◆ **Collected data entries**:
__________

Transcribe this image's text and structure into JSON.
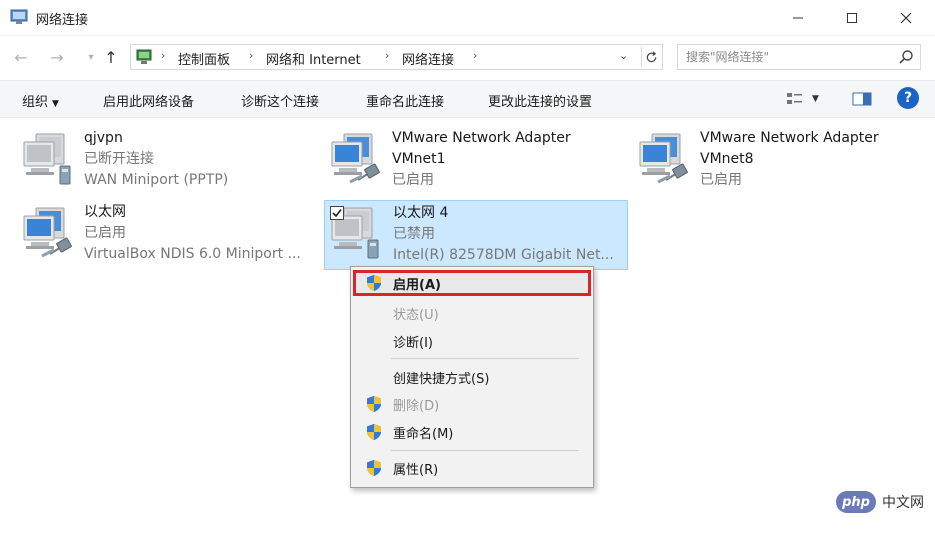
{
  "window": {
    "title": "网络连接",
    "controls": {
      "minimize": "minimize-icon",
      "maximize": "maximize-icon",
      "close": "close-icon"
    }
  },
  "address": {
    "breadcrumbs": [
      "控制面板",
      "网络和 Internet",
      "网络连接"
    ],
    "search_placeholder": "搜索\"网络连接\""
  },
  "commands": {
    "organize": "组织",
    "enable_device": "启用此网络设备",
    "diagnose": "诊断这个连接",
    "rename": "重命名此连接",
    "change_settings": "更改此连接的设置"
  },
  "connections": [
    {
      "name": "qjvpn",
      "line2": "已断开连接",
      "line3": "WAN Miniport (PPTP)",
      "icon": "vpn-connection-icon"
    },
    {
      "name": "VMware Network Adapter",
      "line2": "VMnet1",
      "line3": "已启用",
      "icon": "network-adapter-icon"
    },
    {
      "name": "VMware Network Adapter",
      "line2": "VMnet8",
      "line3": "已启用",
      "icon": "network-adapter-icon"
    },
    {
      "name": "以太网",
      "line2": "已启用",
      "line3": "VirtualBox NDIS 6.0 Miniport ...",
      "icon": "network-adapter-icon"
    },
    {
      "name": "以太网 4",
      "line2": "已禁用",
      "line3": "Intel(R) 82578DM Gigabit Net...",
      "icon": "network-adapter-icon",
      "selected": true
    }
  ],
  "context_menu": {
    "enable": "启用(A)",
    "status": "状态(U)",
    "diagnose": "诊断(I)",
    "shortcut": "创建快捷方式(S)",
    "delete": "删除(D)",
    "rename": "重命名(M)",
    "properties": "属性(R)"
  },
  "watermark": {
    "logo": "php",
    "text": "中文网"
  },
  "colors": {
    "selection_bg": "#cce8ff",
    "highlight_border": "#d8242b",
    "help": "#1a63c7"
  }
}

__________

◆ **Exercise**: Return all of the entries exactly as written, but drop any pictures they hold.

◆ **Solution to this problem**:
Transcribe this image's text and structure into JSON.
{
  "window": {
    "title": "网络连接",
    "controls": {
      "minimize": "minimize-icon",
      "maximize": "maximize-icon",
      "close": "close-icon"
    }
  },
  "address": {
    "breadcrumbs": [
      "控制面板",
      "网络和 Internet",
      "网络连接"
    ],
    "search_placeholder": "搜索\"网络连接\""
  },
  "commands": {
    "organize": "组织",
    "enable_device": "启用此网络设备",
    "diagnose": "诊断这个连接",
    "rename": "重命名此连接",
    "change_settings": "更改此连接的设置"
  },
  "connections": [
    {
      "name": "qjvpn",
      "line2": "已断开连接",
      "line3": "WAN Miniport (PPTP)",
      "icon": "vpn-connection-icon"
    },
    {
      "name": "VMware Network Adapter",
      "line2": "VMnet1",
      "line3": "已启用",
      "icon": "network-adapter-icon"
    },
    {
      "name": "VMware Network Adapter",
      "line2": "VMnet8",
      "line3": "已启用",
      "icon": "network-adapter-icon"
    },
    {
      "name": "以太网",
      "line2": "已启用",
      "line3": "VirtualBox NDIS 6.0 Miniport ...",
      "icon": "network-adapter-icon"
    },
    {
      "name": "以太网 4",
      "line2": "已禁用",
      "line3": "Intel(R) 82578DM Gigabit Net...",
      "icon": "network-adapter-icon",
      "selected": true
    }
  ],
  "context_menu": {
    "enable": "启用(A)",
    "status": "状态(U)",
    "diagnose": "诊断(I)",
    "shortcut": "创建快捷方式(S)",
    "delete": "删除(D)",
    "rename": "重命名(M)",
    "properties": "属性(R)"
  },
  "watermark": {
    "logo": "php",
    "text": "中文网"
  },
  "colors": {
    "selection_bg": "#cce8ff",
    "highlight_border": "#d8242b",
    "help": "#1a63c7"
  }
}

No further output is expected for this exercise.